**What to do**. Each entry has to be copied exactly, with nothing missed.

═══ Listed entries ═══

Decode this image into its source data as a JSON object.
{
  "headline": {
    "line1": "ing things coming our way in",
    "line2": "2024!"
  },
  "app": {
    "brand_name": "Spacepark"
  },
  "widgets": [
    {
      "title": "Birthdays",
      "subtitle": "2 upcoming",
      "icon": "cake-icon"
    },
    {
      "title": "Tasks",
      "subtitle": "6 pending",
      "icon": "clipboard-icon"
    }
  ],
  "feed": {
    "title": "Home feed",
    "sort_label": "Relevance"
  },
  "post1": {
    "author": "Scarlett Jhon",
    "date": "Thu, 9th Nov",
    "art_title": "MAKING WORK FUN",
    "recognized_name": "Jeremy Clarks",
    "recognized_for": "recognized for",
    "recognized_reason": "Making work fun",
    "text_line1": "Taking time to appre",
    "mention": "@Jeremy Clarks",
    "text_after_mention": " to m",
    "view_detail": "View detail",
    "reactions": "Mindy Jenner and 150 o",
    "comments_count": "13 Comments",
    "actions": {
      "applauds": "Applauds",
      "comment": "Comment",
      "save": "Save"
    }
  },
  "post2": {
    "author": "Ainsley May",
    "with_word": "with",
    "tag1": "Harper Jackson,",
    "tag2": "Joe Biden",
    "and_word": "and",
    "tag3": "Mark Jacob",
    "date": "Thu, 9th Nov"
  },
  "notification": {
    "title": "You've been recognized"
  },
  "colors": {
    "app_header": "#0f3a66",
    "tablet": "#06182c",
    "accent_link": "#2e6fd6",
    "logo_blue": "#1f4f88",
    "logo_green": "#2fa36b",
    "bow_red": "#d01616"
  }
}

═══

**Output**.
Decode this image into its source data as a JSON object.
{
  "headline": {
    "line1": "ing things coming our way in",
    "line2": "2024!"
  },
  "app": {
    "brand_name": "Spacepark"
  },
  "widgets": [
    {
      "title": "Birthdays",
      "subtitle": "2 upcoming",
      "icon": "cake-icon"
    },
    {
      "title": "Tasks",
      "subtitle": "6 pending",
      "icon": "clipboard-icon"
    }
  ],
  "feed": {
    "title": "Home feed",
    "sort_label": "Relevance"
  },
  "post1": {
    "author": "Scarlett Jhon",
    "date": "Thu, 9th Nov",
    "art_title": "MAKING WORK FUN",
    "recognized_name": "Jeremy Clarks",
    "recognized_for": "recognized for",
    "recognized_reason": "Making work fun",
    "text_line1": "Taking time to appre",
    "mention": "@Jeremy Clarks",
    "text_after_mention": " to m",
    "view_detail": "View detail",
    "reactions": "Mindy Jenner and 150 o",
    "comments_count": "13 Comments",
    "actions": {
      "applauds": "Applauds",
      "comment": "Comment",
      "save": "Save"
    }
  },
  "post2": {
    "author": "Ainsley May",
    "with_word": "with",
    "tag1": "Harper Jackson,",
    "tag2": "Joe Biden",
    "and_word": "and",
    "tag3": "Mark Jacob",
    "date": "Thu, 9th Nov"
  },
  "notification": {
    "title": "You've been recognized"
  },
  "colors": {
    "app_header": "#0f3a66",
    "tablet": "#06182c",
    "accent_link": "#2e6fd6",
    "logo_blue": "#1f4f88",
    "logo_green": "#2fa36b",
    "bow_red": "#d01616"
  }
}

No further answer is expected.